— Begin Data for this task —

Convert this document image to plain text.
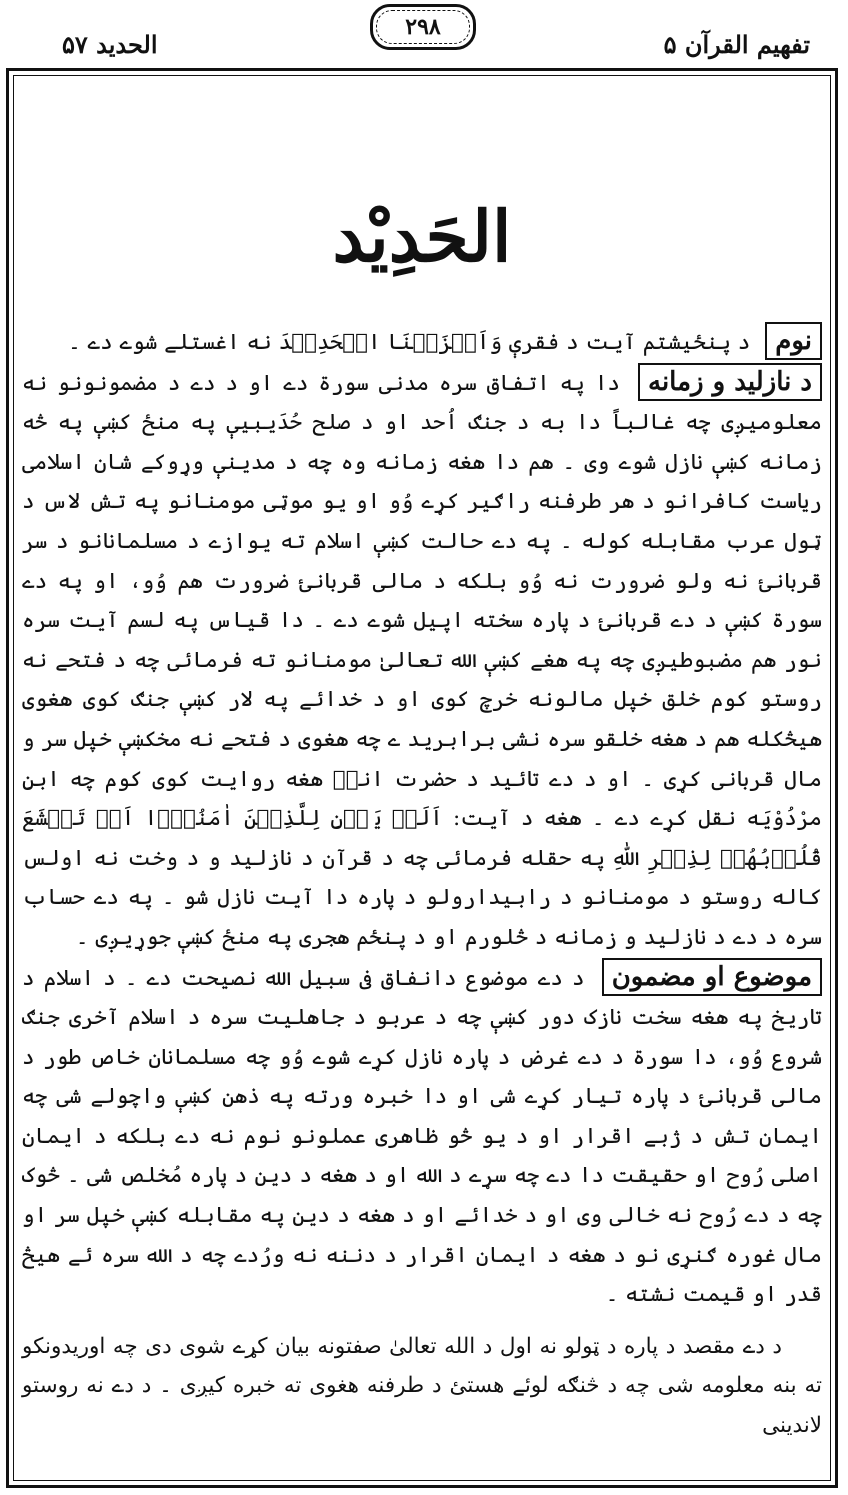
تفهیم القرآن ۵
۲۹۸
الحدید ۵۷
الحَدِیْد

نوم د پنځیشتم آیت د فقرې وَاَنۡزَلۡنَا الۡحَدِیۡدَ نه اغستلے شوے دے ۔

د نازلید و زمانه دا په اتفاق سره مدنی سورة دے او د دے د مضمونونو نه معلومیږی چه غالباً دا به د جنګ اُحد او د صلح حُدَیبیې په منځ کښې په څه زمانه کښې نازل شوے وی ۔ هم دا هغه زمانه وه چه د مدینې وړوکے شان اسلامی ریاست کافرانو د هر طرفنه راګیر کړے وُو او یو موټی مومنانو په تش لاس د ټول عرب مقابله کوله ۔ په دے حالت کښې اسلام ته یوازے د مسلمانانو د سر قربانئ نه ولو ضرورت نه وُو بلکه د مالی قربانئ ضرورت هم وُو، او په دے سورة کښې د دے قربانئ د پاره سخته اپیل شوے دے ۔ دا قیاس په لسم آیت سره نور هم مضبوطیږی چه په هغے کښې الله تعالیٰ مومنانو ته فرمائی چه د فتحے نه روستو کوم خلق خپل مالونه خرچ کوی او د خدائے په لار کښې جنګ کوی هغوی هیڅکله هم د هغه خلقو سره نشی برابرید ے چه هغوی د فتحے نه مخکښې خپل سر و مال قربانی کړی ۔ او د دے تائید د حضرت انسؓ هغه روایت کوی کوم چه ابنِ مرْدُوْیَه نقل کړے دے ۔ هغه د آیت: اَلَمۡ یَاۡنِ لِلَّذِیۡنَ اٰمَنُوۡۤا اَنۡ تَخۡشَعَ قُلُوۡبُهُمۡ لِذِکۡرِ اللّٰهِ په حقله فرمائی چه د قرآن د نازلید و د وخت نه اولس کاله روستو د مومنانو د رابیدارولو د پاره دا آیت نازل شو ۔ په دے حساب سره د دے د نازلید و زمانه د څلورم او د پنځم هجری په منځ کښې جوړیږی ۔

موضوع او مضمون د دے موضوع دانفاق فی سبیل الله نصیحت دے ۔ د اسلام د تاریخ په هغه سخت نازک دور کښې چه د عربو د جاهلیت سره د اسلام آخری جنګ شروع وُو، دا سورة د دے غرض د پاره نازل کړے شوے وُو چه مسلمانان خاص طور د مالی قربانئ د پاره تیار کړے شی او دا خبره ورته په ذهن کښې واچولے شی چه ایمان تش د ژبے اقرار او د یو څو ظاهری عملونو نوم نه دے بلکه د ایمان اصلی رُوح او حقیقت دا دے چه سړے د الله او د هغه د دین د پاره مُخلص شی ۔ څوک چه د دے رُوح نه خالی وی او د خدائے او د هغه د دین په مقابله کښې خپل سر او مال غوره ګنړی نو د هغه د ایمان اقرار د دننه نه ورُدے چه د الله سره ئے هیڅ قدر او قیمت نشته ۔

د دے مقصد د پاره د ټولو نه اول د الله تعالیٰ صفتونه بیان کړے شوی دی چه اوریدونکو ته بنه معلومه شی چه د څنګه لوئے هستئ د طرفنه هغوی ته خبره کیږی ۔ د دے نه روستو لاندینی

— End Data for this task —
— Begin Data for this task —

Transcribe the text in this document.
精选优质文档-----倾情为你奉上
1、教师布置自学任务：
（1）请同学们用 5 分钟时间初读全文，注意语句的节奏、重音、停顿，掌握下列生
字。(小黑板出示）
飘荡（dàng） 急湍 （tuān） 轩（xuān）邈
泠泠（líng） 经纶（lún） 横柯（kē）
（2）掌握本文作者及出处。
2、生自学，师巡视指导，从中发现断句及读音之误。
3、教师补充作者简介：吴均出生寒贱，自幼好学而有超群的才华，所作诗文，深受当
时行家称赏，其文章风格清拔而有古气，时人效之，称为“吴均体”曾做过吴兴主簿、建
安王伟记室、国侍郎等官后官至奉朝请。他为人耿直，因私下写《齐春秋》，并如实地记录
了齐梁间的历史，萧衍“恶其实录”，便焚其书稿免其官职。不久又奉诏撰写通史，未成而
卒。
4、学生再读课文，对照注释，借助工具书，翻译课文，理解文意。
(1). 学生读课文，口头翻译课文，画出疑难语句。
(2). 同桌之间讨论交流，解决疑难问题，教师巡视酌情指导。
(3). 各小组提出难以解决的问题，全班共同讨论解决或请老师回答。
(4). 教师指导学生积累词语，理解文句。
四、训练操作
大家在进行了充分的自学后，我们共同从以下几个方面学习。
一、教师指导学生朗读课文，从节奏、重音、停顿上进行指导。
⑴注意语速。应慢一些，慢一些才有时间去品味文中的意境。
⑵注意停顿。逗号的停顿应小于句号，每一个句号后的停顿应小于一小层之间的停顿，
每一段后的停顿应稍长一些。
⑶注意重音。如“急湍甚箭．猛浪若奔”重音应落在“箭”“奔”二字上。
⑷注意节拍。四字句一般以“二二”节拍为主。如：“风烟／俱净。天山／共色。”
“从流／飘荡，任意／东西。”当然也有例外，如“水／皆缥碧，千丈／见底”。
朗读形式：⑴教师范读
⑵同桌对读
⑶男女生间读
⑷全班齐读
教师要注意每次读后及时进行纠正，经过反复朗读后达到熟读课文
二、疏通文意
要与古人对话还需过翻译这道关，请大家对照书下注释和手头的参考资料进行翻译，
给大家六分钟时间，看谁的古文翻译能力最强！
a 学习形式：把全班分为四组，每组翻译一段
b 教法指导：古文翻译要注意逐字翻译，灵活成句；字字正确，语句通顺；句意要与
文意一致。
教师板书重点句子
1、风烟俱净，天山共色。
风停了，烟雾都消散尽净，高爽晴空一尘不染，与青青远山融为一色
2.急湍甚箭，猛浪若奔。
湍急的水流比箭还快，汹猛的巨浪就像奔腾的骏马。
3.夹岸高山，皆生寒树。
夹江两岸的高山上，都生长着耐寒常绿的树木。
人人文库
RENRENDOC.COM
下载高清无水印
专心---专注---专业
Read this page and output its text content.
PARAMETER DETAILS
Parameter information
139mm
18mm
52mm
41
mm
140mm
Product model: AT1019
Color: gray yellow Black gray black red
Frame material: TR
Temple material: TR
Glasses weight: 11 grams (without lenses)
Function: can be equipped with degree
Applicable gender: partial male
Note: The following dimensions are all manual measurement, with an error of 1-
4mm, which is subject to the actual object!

— End Data for this task —

*Written task*.
Provide the number of lines containing the string "猛浪若奔", with no other output.

*Finished answer*.
2